═════ INPUT RECORDS
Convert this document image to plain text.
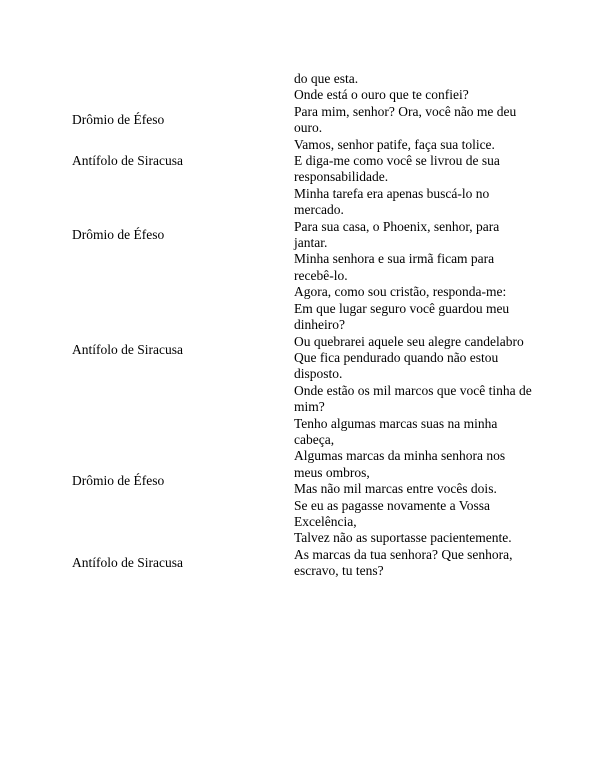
	do que esta.

	Onde está o ouro que te confiei?

Drômio de Éfeso	Para mim, senhor? Ora, você não me deu ouro.

Antífolo de Siracusa	Vamos, senhor patife, faça sua tolice.
E diga-me como você se livrou de sua responsabilidade.

Drômio de Éfeso	Minha tarefa era apenas buscá-lo no mercado.
Para sua casa, o Phoenix, senhor, para jantar.
Minha senhora e sua irmã ficam para recebê-lo.

Antífolo de Siracusa	Agora, como sou cristão, responda-me:
Em que lugar seguro você guardou meu dinheiro?
Ou quebrarei aquele seu alegre candelabro
Que fica pendurado quando não estou disposto.
Onde estão os mil marcos que você tinha de mim?

Drômio de Éfeso	Tenho algumas marcas suas na minha cabeça,
Algumas marcas da minha senhora nos meus ombros,
Mas não mil marcas entre vocês dois.
Se eu as pagasse novamente a Vossa Excelência,
Talvez não as suportasse pacientemente.

Antífolo de Siracusa	As marcas da tua senhora? Que senhora, escravo, tu tens?
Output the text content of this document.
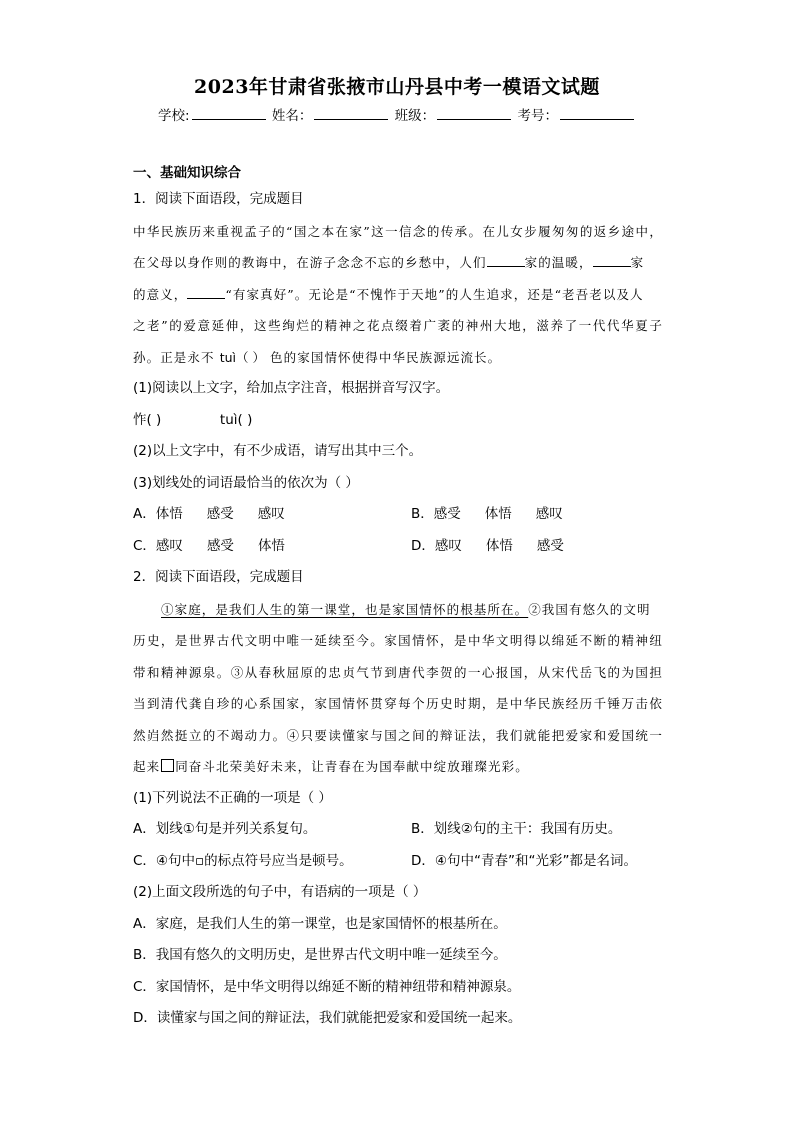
2023年甘肃省张掖市山丹县中考一模语文试题
学校:	姓名：	班级：	考号：
一、基础知识综合
1．阅读下面语段，完成题目
中华民族历来重视孟子的“国之本在家”这一信念的传承。在儿女步履匆匆的返乡途中，
在父母以身作则的教诲中，在游子念念不忘的乡愁中，人们	家的温暖，	家
的意义，	“有家真好”。无论是“不愧怍于天地”的人生追求，还是“老吾老以及人
之老”的爱意延伸，这些绚烂的精神之花点缀着广袤的神州大地，滋养了一代代华夏子
孙。正是永不 tuì（ ） 色的家国情怀使得中华民族源远流长。
(1)阅读以上文字，给加点字注音，根据拼音写汉字。
怍( )	tuì( )
(2)以上文字中，有不少成语，请写出其中三个。
(3)划线处的词语最恰当的依次为（ ）
A．体悟 感受 感叹	B．感受 体悟 感叹
C．感叹 感受 体悟	D．感叹 体悟 感受
2．阅读下面语段，完成题目
①家庭，是我们人生的第一课堂，也是家国情怀的根基所在。②我国有悠久的文明
历史，是世界古代文明中唯一延续至今。家国情怀，是中华文明得以绵延不断的精神纽
带和精神源泉。③从春秋屈原的忠贞气节到唐代李贺的一心报国，从宋代岳飞的为国担
当到清代龚自珍的心系国家，家国情怀贯穿每个历史时期，是中华民族经历千锤万击依
然岿然挺立的不竭动力。④只要读懂家与国之间的辩证法，我们就能把爱家和爱国统一
起来 同奋斗北荣美好未来，让青春在为国奉献中绽放璀璨光彩。
(1)下列说法不正确的一项是（ ）
A．划线①句是并列关系复句。	B．划线②句的主干：我国有历史。
C．④句中▫的标点符号应当是顿号。	D．④句中“青春”和“光彩”都是名词。
(2)上面文段所选的句子中，有语病的一项是（ ）
A．家庭，是我们人生的第一课堂，也是家国情怀的根基所在。
B．我国有悠久的文明历史，是世界古代文明中唯一延续至今。
C．家国情怀，是中华文明得以绵延不断的精神纽带和精神源泉。
D．读懂家与国之间的辩证法，我们就能把爱家和爱国统一起来。
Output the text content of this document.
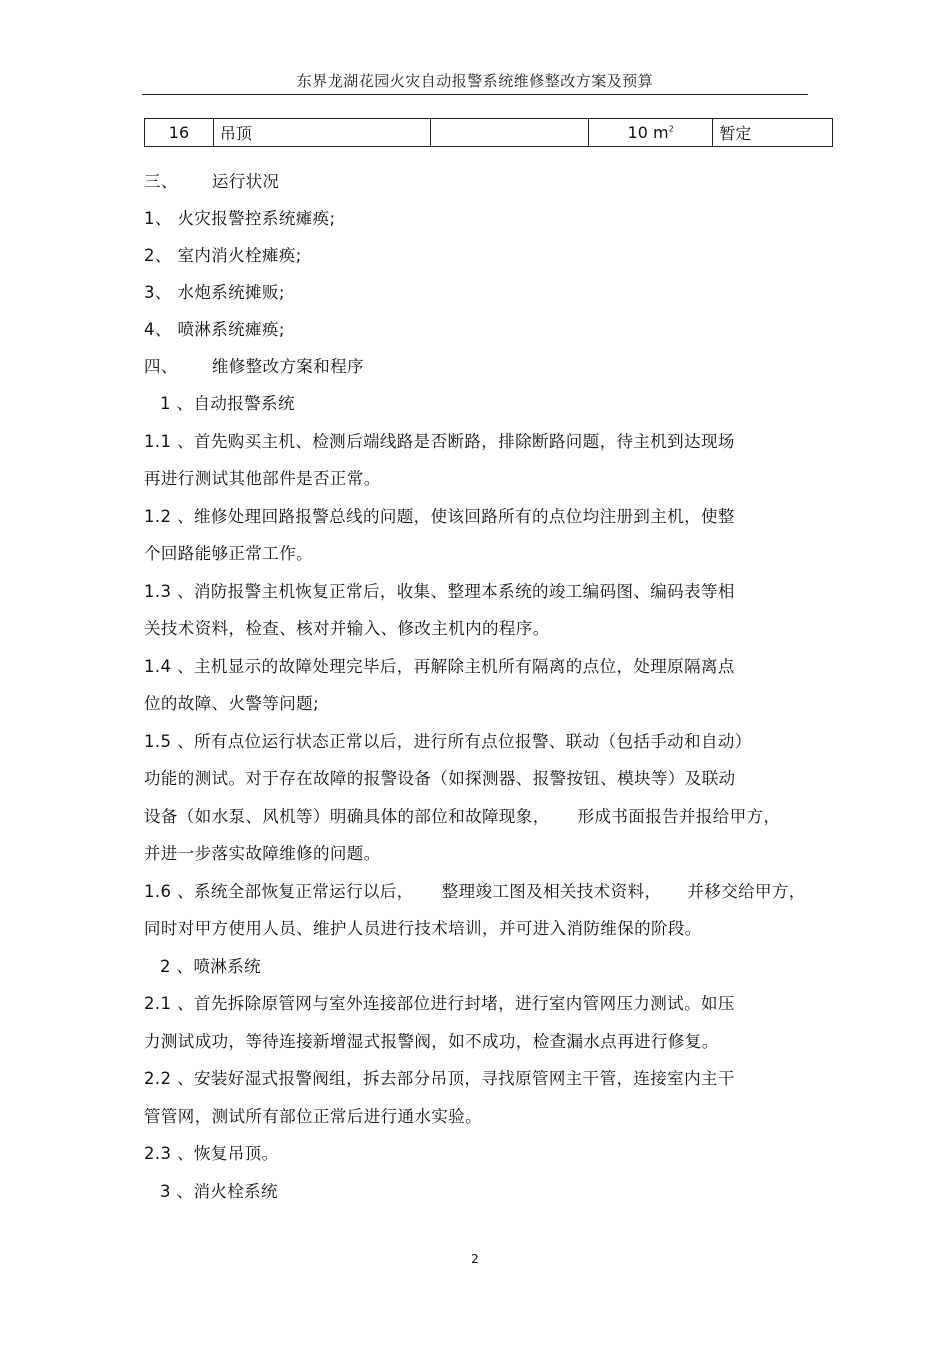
东界龙湖花园火灾自动报警系统维修整改方案及预算
16	吊顶		10 $m^2$	暂定
三、 运行状况
1、 火灾报警控系统瘫痪;
2、 室内消火栓瘫痪;
3、 水炮系统摊贩;
4、 喷淋系统瘫痪;
四、 维修整改方案和程序
1 、自动报警系统
1.1 、首先购买主机、检测后端线路是否断路，排除断路问题，待主机到达现场
再进行测试其他部件是否正常。
1.2 、维修处理回路报警总线的问题，使该回路所有的点位均注册到主机，使整
个回路能够正常工作。
1.3 、消防报警主机恢复正常后，收集、整理本系统的竣工编码图、编码表等相
关技术资料，检查、核对并输入、修改主机内的程序。
1.4 、主机显示的故障处理完毕后，再解除主机所有隔离的点位，处理原隔离点
位的故障、火警等问题;
1.5 、所有点位运行状态正常以后，进行所有点位报警、联动（包括手动和自动）
功能的测试。对于存在故障的报警设备（如探测器、报警按钮、模块等）及联动
设备（如水泵、风机等）明确具体的部位和故障现象， 形成书面报告并报给甲方，
并进一步落实故障维修的问题。
1.6 、系统全部恢复正常运行以后， 整理竣工图及相关技术资料， 并移交给甲方，
同时对甲方使用人员、维护人员进行技术培训，并可进入消防维保的阶段。
2 、喷淋系统
2.1 、首先拆除原管网与室外连接部位进行封堵，进行室内管网压力测试。如压
力测试成功，等待连接新增湿式报警阀，如不成功，检查漏水点再进行修复。
2.2 、安装好湿式报警阀组，拆去部分吊顶，寻找原管网主干管，连接室内主干
管管网，测试所有部位正常后进行通水实验。
2.3 、恢复吊顶。
3 、消火栓系统
2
══════════
> **EXERCISE GOAL**: Copy each line that contains the word "是世界古代文明中唯一延续至今".

> **RESULT**:
历史，是世界古代文明中唯一延续至今。家国情怀，是中华文明得以绵延不断的精神纽
B．我国有悠久的文明历史，是世界古代文明中唯一延续至今。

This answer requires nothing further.